INPUT DATA:
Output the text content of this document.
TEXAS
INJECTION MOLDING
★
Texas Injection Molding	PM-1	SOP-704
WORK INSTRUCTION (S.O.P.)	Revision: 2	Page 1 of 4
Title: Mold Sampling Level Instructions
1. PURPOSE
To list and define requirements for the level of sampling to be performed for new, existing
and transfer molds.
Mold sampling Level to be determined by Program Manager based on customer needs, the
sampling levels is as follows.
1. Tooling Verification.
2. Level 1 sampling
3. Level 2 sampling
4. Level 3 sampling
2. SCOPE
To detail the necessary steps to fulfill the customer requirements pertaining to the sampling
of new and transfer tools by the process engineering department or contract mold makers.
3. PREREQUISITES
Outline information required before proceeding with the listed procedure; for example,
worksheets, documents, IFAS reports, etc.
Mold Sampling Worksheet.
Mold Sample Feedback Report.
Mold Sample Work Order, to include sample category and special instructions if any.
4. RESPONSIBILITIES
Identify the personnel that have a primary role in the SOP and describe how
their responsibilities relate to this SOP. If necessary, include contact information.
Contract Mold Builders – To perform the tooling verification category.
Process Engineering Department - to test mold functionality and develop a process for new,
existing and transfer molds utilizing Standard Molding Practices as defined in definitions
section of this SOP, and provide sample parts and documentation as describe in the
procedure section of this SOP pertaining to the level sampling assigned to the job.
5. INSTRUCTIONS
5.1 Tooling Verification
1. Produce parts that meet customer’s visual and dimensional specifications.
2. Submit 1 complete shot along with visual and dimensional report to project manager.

WHAT THE TASK REQUIRES: Transcribe the records above exactly as they appear.

EXERCISE RESULT:
Output the text content of this document.
TEXAS
INJECTION MOLDING
★
Texas Injection Molding	PM-1	SOP-704
WORK INSTRUCTION (S.O.P.)	Revision: 2	Page 1 of 4
Title: Mold Sampling Level Instructions
1. PURPOSE
To list and define requirements for the level of sampling to be performed for new, existing
and transfer molds.
Mold sampling Level to be determined by Program Manager based on customer needs, the
sampling levels is as follows.
1. Tooling Verification.
2. Level 1 sampling
3. Level 2 sampling
4. Level 3 sampling
2. SCOPE
To detail the necessary steps to fulfill the customer requirements pertaining to the sampling
of new and transfer tools by the process engineering department or contract mold makers.
3. PREREQUISITES
Outline information required before proceeding with the listed procedure; for example,
worksheets, documents, IFAS reports, etc.
Mold Sampling Worksheet.
Mold Sample Feedback Report.
Mold Sample Work Order, to include sample category and special instructions if any.
4. RESPONSIBILITIES
Identify the personnel that have a primary role in the SOP and describe how
their responsibilities relate to this SOP. If necessary, include contact information.
Contract Mold Builders – To perform the tooling verification category.
Process Engineering Department - to test mold functionality and develop a process for new,
existing and transfer molds utilizing Standard Molding Practices as defined in definitions
section of this SOP, and provide sample parts and documentation as describe in the
procedure section of this SOP pertaining to the level sampling assigned to the job.
5. INSTRUCTIONS
5.1 Tooling Verification
1. Produce parts that meet customer’s visual and dimensional specifications.
2. Submit 1 complete shot along with visual and dimensional report to project manager.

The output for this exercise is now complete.